▸ Entries shown

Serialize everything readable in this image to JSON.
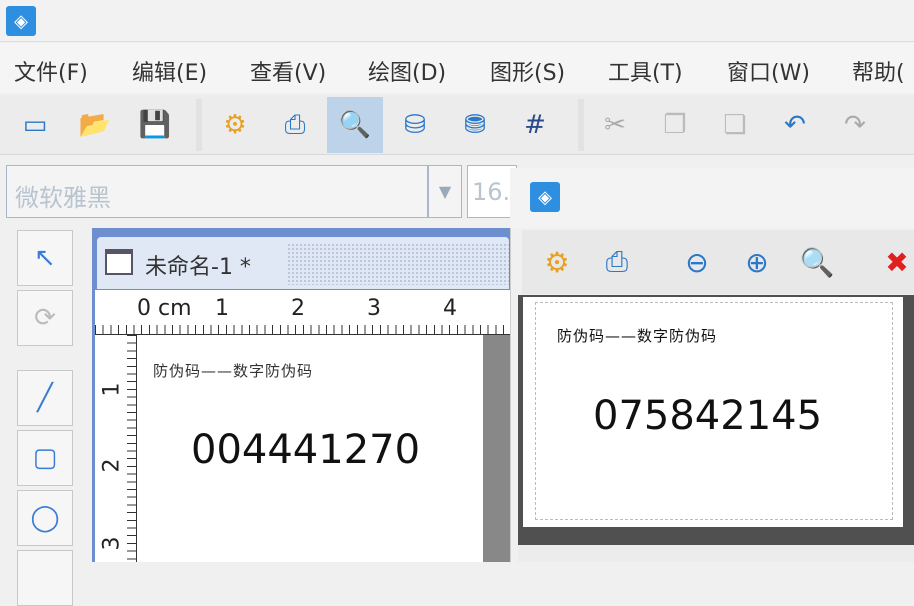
{
  "menu": [
    "文件(F)",
    "编辑(E)",
    "查看(V)",
    "绘图(D)",
    "图形(S)",
    "工具(T)",
    "窗口(W)",
    "帮助("
  ],
  "toolbar": {
    "icons": [
      "new-icon",
      "open-icon",
      "save-icon",
      "settings-icon",
      "print-icon",
      "print-preview-icon",
      "database-icon",
      "database-connect-icon",
      "grid-icon",
      "cut-icon",
      "copy-icon",
      "paste-icon",
      "undo-icon",
      "redo-icon"
    ],
    "selected": "print-preview-icon"
  },
  "font": {
    "family": "微软雅黑",
    "size": "16."
  },
  "tools": [
    "select-arrow-icon",
    "rotate-icon",
    "line-icon",
    "rounded-rect-icon",
    "ellipse-icon"
  ],
  "document": {
    "tab_title": "未命名-1 *",
    "ruler_unit": "0 cm",
    "h_ticks": [
      "1",
      "2",
      "3",
      "4"
    ],
    "v_ticks": [
      "1",
      "2",
      "3"
    ],
    "caption": "防伪码——数字防伪码",
    "code": "004441270"
  },
  "preview": {
    "toolbar": [
      "settings-icon",
      "print-icon",
      "zoom-out-icon",
      "zoom-in-icon",
      "zoom-fit-icon",
      "close-icon"
    ],
    "caption": "防伪码——数字防伪码",
    "code": "075842145"
  },
  "colors": {
    "accent": "#6d8fcf",
    "selected": "#bcd3ea"
  }
}
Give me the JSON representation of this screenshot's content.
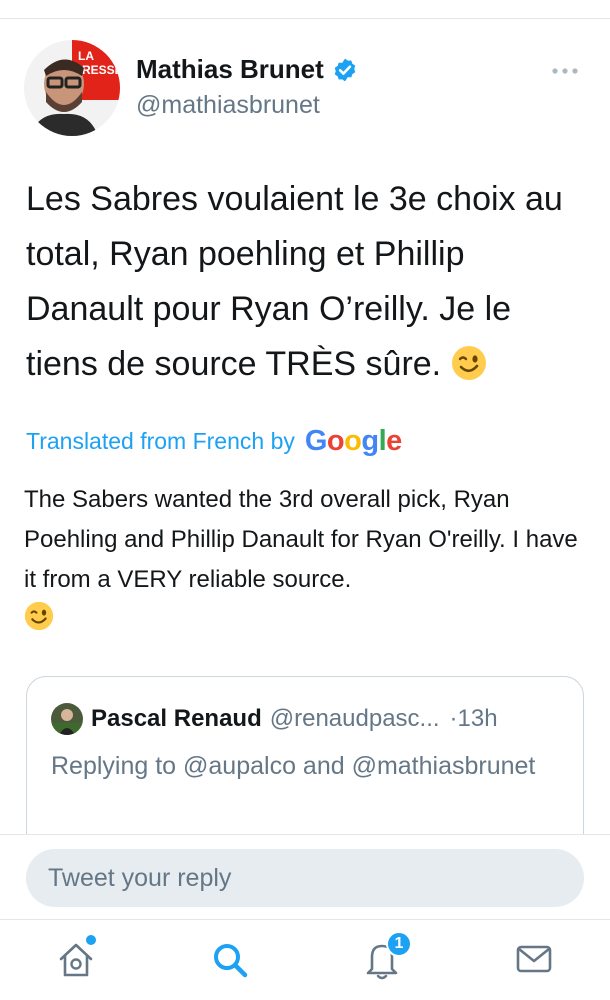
{
  "tweet": {
    "author_name": "Mathias Brunet",
    "author_handle": "@mathiasbrunet",
    "avatar_logo_text": "LA PRESSE",
    "text": "Les Sabres voulaient le 3e choix au total, Ryan poehling et Phillip Danault pour Ryan O’reilly. Je le tiens de source TRÈS sûre.",
    "emoji": "winking-face",
    "translated_label": "Translated from French by",
    "translation_provider": "Google",
    "translation": "The Sabers wanted the 3rd overall pick, Ryan Poehling and Phillip Danault for Ryan O'reilly. I have it from a VERY reliable source."
  },
  "quoted_tweet": {
    "author_name": "Pascal Renaud",
    "author_handle": "@renaudpasc...",
    "time": "·13h",
    "replying_to": "Replying to @aupalco and @mathiasbrunet"
  },
  "reply_bar": {
    "placeholder": "Tweet your reply"
  },
  "tabbar": {
    "notification_count": "1",
    "icons": [
      "home-icon",
      "search-icon",
      "bell-icon",
      "mail-icon"
    ]
  },
  "colors": {
    "accent": "#1da1f2",
    "text": "#14171a",
    "secondary": "#657786",
    "border": "#e1e8ed"
  }
}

▸ Direction
Using the entries above, state how many lines include the word "preview", with no other words.

▸ Response to this exercise
3